--- Start THE INPUT ---
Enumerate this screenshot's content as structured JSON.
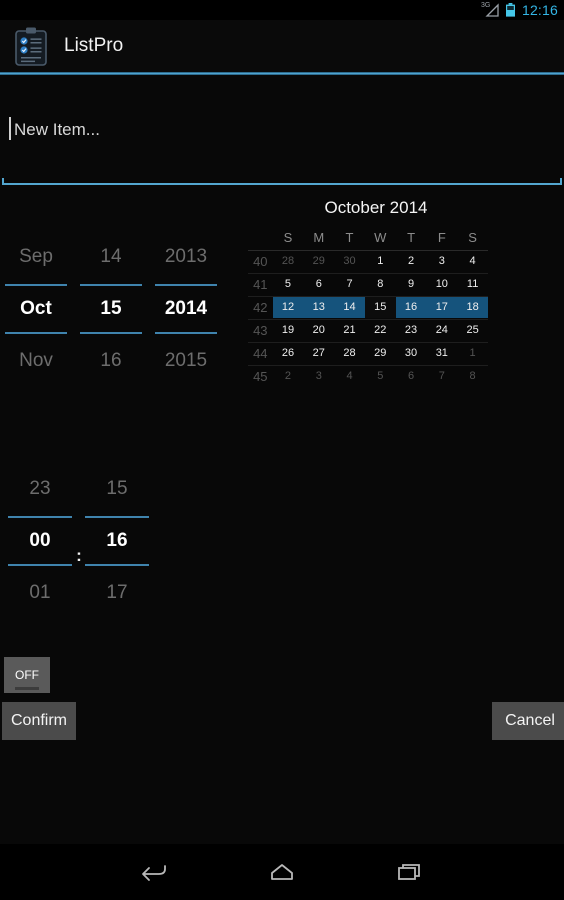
{
  "status_bar": {
    "network_label": "3G",
    "signal_icon": "signal-triangle-icon",
    "battery_icon": "battery-icon",
    "time": "12:16"
  },
  "title_bar": {
    "app_icon": "clipboard-list-icon",
    "app_name": "ListPro"
  },
  "new_item": {
    "placeholder": "New Item...",
    "value": "",
    "underline_color": "#53a6cf"
  },
  "date_picker": {
    "month": {
      "prev": "Sep",
      "current": "Oct",
      "next": "Nov"
    },
    "day": {
      "prev": "14",
      "current": "15",
      "next": "16"
    },
    "year": {
      "prev": "2013",
      "current": "2014",
      "next": "2015"
    }
  },
  "calendar": {
    "title": "October 2014",
    "day_headers": [
      "S",
      "M",
      "T",
      "W",
      "T",
      "F",
      "S"
    ],
    "week_numbers": [
      "40",
      "41",
      "42",
      "43",
      "44",
      "45"
    ],
    "weeks": [
      [
        {
          "d": "28",
          "adjacent": true
        },
        {
          "d": "29",
          "adjacent": true
        },
        {
          "d": "30",
          "adjacent": true
        },
        {
          "d": "1"
        },
        {
          "d": "2"
        },
        {
          "d": "3"
        },
        {
          "d": "4"
        }
      ],
      [
        {
          "d": "5"
        },
        {
          "d": "6"
        },
        {
          "d": "7"
        },
        {
          "d": "8"
        },
        {
          "d": "9"
        },
        {
          "d": "10"
        },
        {
          "d": "11"
        }
      ],
      [
        {
          "d": "12",
          "highlight": true
        },
        {
          "d": "13",
          "highlight": true
        },
        {
          "d": "14",
          "highlight": true
        },
        {
          "d": "15",
          "selected": true
        },
        {
          "d": "16",
          "highlight": true
        },
        {
          "d": "17",
          "highlight": true
        },
        {
          "d": "18",
          "highlight": true
        }
      ],
      [
        {
          "d": "19"
        },
        {
          "d": "20"
        },
        {
          "d": "21"
        },
        {
          "d": "22"
        },
        {
          "d": "23"
        },
        {
          "d": "24"
        },
        {
          "d": "25"
        }
      ],
      [
        {
          "d": "26"
        },
        {
          "d": "27"
        },
        {
          "d": "28"
        },
        {
          "d": "29"
        },
        {
          "d": "30"
        },
        {
          "d": "31"
        },
        {
          "d": "1",
          "adjacent": true
        }
      ],
      [
        {
          "d": "2",
          "adjacent": true
        },
        {
          "d": "3",
          "adjacent": true
        },
        {
          "d": "4",
          "adjacent": true
        },
        {
          "d": "5",
          "adjacent": true
        },
        {
          "d": "6",
          "adjacent": true
        },
        {
          "d": "7",
          "adjacent": true
        },
        {
          "d": "8",
          "adjacent": true
        }
      ]
    ],
    "highlight_color": "#15537c"
  },
  "time_picker": {
    "hour": {
      "prev": "23",
      "current": "00",
      "next": "01"
    },
    "separator": ":",
    "minute": {
      "prev": "15",
      "current": "16",
      "next": "17"
    }
  },
  "buttons": {
    "toggle_label": "OFF",
    "confirm_label": "Confirm",
    "cancel_label": "Cancel"
  },
  "nav_bar": {
    "back_icon": "back-arrow-icon",
    "home_icon": "home-icon",
    "recents_icon": "recent-apps-icon"
  },
  "theme": {
    "accent": "#33b5e5",
    "spinner_divider": "#3f83ad",
    "background": "#080808"
  }
}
--- End THE INPUT ---
AIM OF THE TASK
Each line of the data should be quoted exactly, with pictures left out.

RESPONSE
Enumerate this screenshot's content as structured JSON.
{
  "status_bar": {
    "network_label": "3G",
    "signal_icon": "signal-triangle-icon",
    "battery_icon": "battery-icon",
    "time": "12:16"
  },
  "title_bar": {
    "app_icon": "clipboard-list-icon",
    "app_name": "ListPro"
  },
  "new_item": {
    "placeholder": "New Item...",
    "value": "",
    "underline_color": "#53a6cf"
  },
  "date_picker": {
    "month": {
      "prev": "Sep",
      "current": "Oct",
      "next": "Nov"
    },
    "day": {
      "prev": "14",
      "current": "15",
      "next": "16"
    },
    "year": {
      "prev": "2013",
      "current": "2014",
      "next": "2015"
    }
  },
  "calendar": {
    "title": "October 2014",
    "day_headers": [
      "S",
      "M",
      "T",
      "W",
      "T",
      "F",
      "S"
    ],
    "week_numbers": [
      "40",
      "41",
      "42",
      "43",
      "44",
      "45"
    ],
    "weeks": [
      [
        {
          "d": "28",
          "adjacent": true
        },
        {
          "d": "29",
          "adjacent": true
        },
        {
          "d": "30",
          "adjacent": true
        },
        {
          "d": "1"
        },
        {
          "d": "2"
        },
        {
          "d": "3"
        },
        {
          "d": "4"
        }
      ],
      [
        {
          "d": "5"
        },
        {
          "d": "6"
        },
        {
          "d": "7"
        },
        {
          "d": "8"
        },
        {
          "d": "9"
        },
        {
          "d": "10"
        },
        {
          "d": "11"
        }
      ],
      [
        {
          "d": "12",
          "highlight": true
        },
        {
          "d": "13",
          "highlight": true
        },
        {
          "d": "14",
          "highlight": true
        },
        {
          "d": "15",
          "selected": true
        },
        {
          "d": "16",
          "highlight": true
        },
        {
          "d": "17",
          "highlight": true
        },
        {
          "d": "18",
          "highlight": true
        }
      ],
      [
        {
          "d": "19"
        },
        {
          "d": "20"
        },
        {
          "d": "21"
        },
        {
          "d": "22"
        },
        {
          "d": "23"
        },
        {
          "d": "24"
        },
        {
          "d": "25"
        }
      ],
      [
        {
          "d": "26"
        },
        {
          "d": "27"
        },
        {
          "d": "28"
        },
        {
          "d": "29"
        },
        {
          "d": "30"
        },
        {
          "d": "31"
        },
        {
          "d": "1",
          "adjacent": true
        }
      ],
      [
        {
          "d": "2",
          "adjacent": true
        },
        {
          "d": "3",
          "adjacent": true
        },
        {
          "d": "4",
          "adjacent": true
        },
        {
          "d": "5",
          "adjacent": true
        },
        {
          "d": "6",
          "adjacent": true
        },
        {
          "d": "7",
          "adjacent": true
        },
        {
          "d": "8",
          "adjacent": true
        }
      ]
    ],
    "highlight_color": "#15537c"
  },
  "time_picker": {
    "hour": {
      "prev": "23",
      "current": "00",
      "next": "01"
    },
    "separator": ":",
    "minute": {
      "prev": "15",
      "current": "16",
      "next": "17"
    }
  },
  "buttons": {
    "toggle_label": "OFF",
    "confirm_label": "Confirm",
    "cancel_label": "Cancel"
  },
  "nav_bar": {
    "back_icon": "back-arrow-icon",
    "home_icon": "home-icon",
    "recents_icon": "recent-apps-icon"
  },
  "theme": {
    "accent": "#33b5e5",
    "spinner_divider": "#3f83ad",
    "background": "#080808"
  }
}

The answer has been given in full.